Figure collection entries
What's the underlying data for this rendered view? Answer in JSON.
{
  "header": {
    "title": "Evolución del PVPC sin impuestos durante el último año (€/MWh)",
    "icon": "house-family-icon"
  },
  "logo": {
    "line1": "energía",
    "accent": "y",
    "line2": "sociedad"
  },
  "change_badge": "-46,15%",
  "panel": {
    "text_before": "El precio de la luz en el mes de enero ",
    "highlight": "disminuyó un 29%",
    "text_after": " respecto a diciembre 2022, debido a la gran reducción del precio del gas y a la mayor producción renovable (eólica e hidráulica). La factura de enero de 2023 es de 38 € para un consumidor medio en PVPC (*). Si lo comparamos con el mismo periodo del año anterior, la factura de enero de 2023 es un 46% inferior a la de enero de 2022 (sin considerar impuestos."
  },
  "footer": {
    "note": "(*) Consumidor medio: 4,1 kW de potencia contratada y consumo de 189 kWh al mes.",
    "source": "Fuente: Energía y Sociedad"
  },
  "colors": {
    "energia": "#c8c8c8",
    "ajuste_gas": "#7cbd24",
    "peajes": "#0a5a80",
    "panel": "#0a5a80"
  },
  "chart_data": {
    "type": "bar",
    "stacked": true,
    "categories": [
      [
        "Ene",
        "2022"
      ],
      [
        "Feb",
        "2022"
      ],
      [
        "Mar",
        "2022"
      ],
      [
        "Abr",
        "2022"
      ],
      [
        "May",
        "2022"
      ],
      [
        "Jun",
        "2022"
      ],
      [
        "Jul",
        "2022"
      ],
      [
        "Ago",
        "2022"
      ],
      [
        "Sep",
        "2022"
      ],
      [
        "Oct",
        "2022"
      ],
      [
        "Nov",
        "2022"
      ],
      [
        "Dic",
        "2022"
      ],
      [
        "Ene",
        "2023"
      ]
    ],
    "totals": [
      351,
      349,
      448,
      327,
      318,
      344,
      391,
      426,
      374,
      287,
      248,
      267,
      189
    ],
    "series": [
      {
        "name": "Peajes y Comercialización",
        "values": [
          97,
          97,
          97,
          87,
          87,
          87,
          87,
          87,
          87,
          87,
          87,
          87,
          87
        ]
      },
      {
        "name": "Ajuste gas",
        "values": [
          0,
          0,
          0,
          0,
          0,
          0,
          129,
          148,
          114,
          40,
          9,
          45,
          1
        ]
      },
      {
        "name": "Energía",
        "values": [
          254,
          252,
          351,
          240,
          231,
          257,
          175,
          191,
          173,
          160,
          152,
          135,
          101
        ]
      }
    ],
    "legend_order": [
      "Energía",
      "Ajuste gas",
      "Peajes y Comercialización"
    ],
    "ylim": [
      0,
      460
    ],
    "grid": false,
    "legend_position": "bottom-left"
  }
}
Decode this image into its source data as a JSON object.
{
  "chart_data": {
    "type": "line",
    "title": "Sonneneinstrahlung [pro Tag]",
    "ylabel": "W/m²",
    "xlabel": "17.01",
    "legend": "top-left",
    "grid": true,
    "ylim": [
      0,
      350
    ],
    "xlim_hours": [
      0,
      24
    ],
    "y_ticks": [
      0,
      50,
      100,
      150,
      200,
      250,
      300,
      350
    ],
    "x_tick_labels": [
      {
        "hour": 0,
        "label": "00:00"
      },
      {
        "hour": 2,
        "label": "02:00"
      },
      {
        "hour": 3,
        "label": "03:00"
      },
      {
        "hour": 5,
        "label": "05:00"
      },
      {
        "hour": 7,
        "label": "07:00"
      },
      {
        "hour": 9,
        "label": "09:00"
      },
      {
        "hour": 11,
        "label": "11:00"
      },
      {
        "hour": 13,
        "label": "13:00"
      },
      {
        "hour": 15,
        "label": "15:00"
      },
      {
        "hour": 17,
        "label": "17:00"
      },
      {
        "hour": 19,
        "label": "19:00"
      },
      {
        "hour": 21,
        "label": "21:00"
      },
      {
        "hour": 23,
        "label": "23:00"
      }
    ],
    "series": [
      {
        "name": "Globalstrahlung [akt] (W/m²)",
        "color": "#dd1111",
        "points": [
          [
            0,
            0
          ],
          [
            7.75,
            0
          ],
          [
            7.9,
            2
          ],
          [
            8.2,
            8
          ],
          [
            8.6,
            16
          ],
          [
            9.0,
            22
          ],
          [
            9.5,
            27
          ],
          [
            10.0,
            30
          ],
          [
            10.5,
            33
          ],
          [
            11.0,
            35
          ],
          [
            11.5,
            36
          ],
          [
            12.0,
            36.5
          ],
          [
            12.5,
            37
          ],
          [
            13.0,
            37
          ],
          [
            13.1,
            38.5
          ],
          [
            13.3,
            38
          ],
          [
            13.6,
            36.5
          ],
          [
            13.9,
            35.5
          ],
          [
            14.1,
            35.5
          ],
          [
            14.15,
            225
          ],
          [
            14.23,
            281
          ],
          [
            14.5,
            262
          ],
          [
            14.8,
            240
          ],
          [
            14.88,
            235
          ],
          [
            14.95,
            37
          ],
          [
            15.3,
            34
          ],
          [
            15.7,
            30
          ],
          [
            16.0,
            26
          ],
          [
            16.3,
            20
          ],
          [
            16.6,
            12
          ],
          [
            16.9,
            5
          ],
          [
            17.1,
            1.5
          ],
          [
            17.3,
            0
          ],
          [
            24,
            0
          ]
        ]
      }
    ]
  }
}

PROBLEM STATEMENT | Take the lines above and print them exactly.

FINISHED ANSWER |
What's the underlying data for this rendered view? Answer in JSON.
{
  "header": {
    "title": "Evolución del PVPC sin impuestos durante el último año (€/MWh)",
    "icon": "house-family-icon"
  },
  "logo": {
    "line1": "energía",
    "accent": "y",
    "line2": "sociedad"
  },
  "change_badge": "-46,15%",
  "panel": {
    "text_before": "El precio de la luz en el mes de enero ",
    "highlight": "disminuyó un 29%",
    "text_after": " respecto a diciembre 2022, debido a la gran reducción del precio del gas y a la mayor producción renovable (eólica e hidráulica). La factura de enero de 2023 es de 38 € para un consumidor medio en PVPC (*). Si lo comparamos con el mismo periodo del año anterior, la factura de enero de 2023 es un 46% inferior a la de enero de 2022 (sin considerar impuestos."
  },
  "footer": {
    "note": "(*) Consumidor medio: 4,1 kW de potencia contratada y consumo de 189 kWh al mes.",
    "source": "Fuente: Energía y Sociedad"
  },
  "colors": {
    "energia": "#c8c8c8",
    "ajuste_gas": "#7cbd24",
    "peajes": "#0a5a80",
    "panel": "#0a5a80"
  },
  "chart_data": {
    "type": "bar",
    "stacked": true,
    "categories": [
      [
        "Ene",
        "2022"
      ],
      [
        "Feb",
        "2022"
      ],
      [
        "Mar",
        "2022"
      ],
      [
        "Abr",
        "2022"
      ],
      [
        "May",
        "2022"
      ],
      [
        "Jun",
        "2022"
      ],
      [
        "Jul",
        "2022"
      ],
      [
        "Ago",
        "2022"
      ],
      [
        "Sep",
        "2022"
      ],
      [
        "Oct",
        "2022"
      ],
      [
        "Nov",
        "2022"
      ],
      [
        "Dic",
        "2022"
      ],
      [
        "Ene",
        "2023"
      ]
    ],
    "totals": [
      351,
      349,
      448,
      327,
      318,
      344,
      391,
      426,
      374,
      287,
      248,
      267,
      189
    ],
    "series": [
      {
        "name": "Peajes y Comercialización",
        "values": [
          97,
          97,
          97,
          87,
          87,
          87,
          87,
          87,
          87,
          87,
          87,
          87,
          87
        ]
      },
      {
        "name": "Ajuste gas",
        "values": [
          0,
          0,
          0,
          0,
          0,
          0,
          129,
          148,
          114,
          40,
          9,
          45,
          1
        ]
      },
      {
        "name": "Energía",
        "values": [
          254,
          252,
          351,
          240,
          231,
          257,
          175,
          191,
          173,
          160,
          152,
          135,
          101
        ]
      }
    ],
    "legend_order": [
      "Energía",
      "Ajuste gas",
      "Peajes y Comercialización"
    ],
    "ylim": [
      0,
      460
    ],
    "grid": false,
    "legend_position": "bottom-left"
  }
}
Decode this image into its source data as a JSON object.
{
  "chart_data": {
    "type": "line",
    "title": "Sonneneinstrahlung [pro Tag]",
    "ylabel": "W/m²",
    "xlabel": "17.01",
    "legend": "top-left",
    "grid": true,
    "ylim": [
      0,
      350
    ],
    "xlim_hours": [
      0,
      24
    ],
    "y_ticks": [
      0,
      50,
      100,
      150,
      200,
      250,
      300,
      350
    ],
    "x_tick_labels": [
      {
        "hour": 0,
        "label": "00:00"
      },
      {
        "hour": 2,
        "label": "02:00"
      },
      {
        "hour": 3,
        "label": "03:00"
      },
      {
        "hour": 5,
        "label": "05:00"
      },
      {
        "hour": 7,
        "label": "07:00"
      },
      {
        "hour": 9,
        "label": "09:00"
      },
      {
        "hour": 11,
        "label": "11:00"
      },
      {
        "hour": 13,
        "label": "13:00"
      },
      {
        "hour": 15,
        "label": "15:00"
      },
      {
        "hour": 17,
        "label": "17:00"
      },
      {
        "hour": 19,
        "label": "19:00"
      },
      {
        "hour": 21,
        "label": "21:00"
      },
      {
        "hour": 23,
        "label": "23:00"
      }
    ],
    "series": [
      {
        "name": "Globalstrahlung [akt] (W/m²)",
        "color": "#dd1111",
        "points": [
          [
            0,
            0
          ],
          [
            7.75,
            0
          ],
          [
            7.9,
            2
          ],
          [
            8.2,
            8
          ],
          [
            8.6,
            16
          ],
          [
            9.0,
            22
          ],
          [
            9.5,
            27
          ],
          [
            10.0,
            30
          ],
          [
            10.5,
            33
          ],
          [
            11.0,
            35
          ],
          [
            11.5,
            36
          ],
          [
            12.0,
            36.5
          ],
          [
            12.5,
            37
          ],
          [
            13.0,
            37
          ],
          [
            13.1,
            38.5
          ],
          [
            13.3,
            38
          ],
          [
            13.6,
            36.5
          ],
          [
            13.9,
            35.5
          ],
          [
            14.1,
            35.5
          ],
          [
            14.15,
            225
          ],
          [
            14.23,
            281
          ],
          [
            14.5,
            262
          ],
          [
            14.8,
            240
          ],
          [
            14.88,
            235
          ],
          [
            14.95,
            37
          ],
          [
            15.3,
            34
          ],
          [
            15.7,
            30
          ],
          [
            16.0,
            26
          ],
          [
            16.3,
            20
          ],
          [
            16.6,
            12
          ],
          [
            16.9,
            5
          ],
          [
            17.1,
            1.5
          ],
          [
            17.3,
            0
          ],
          [
            24,
            0
          ]
        ]
      }
    ]
  }
}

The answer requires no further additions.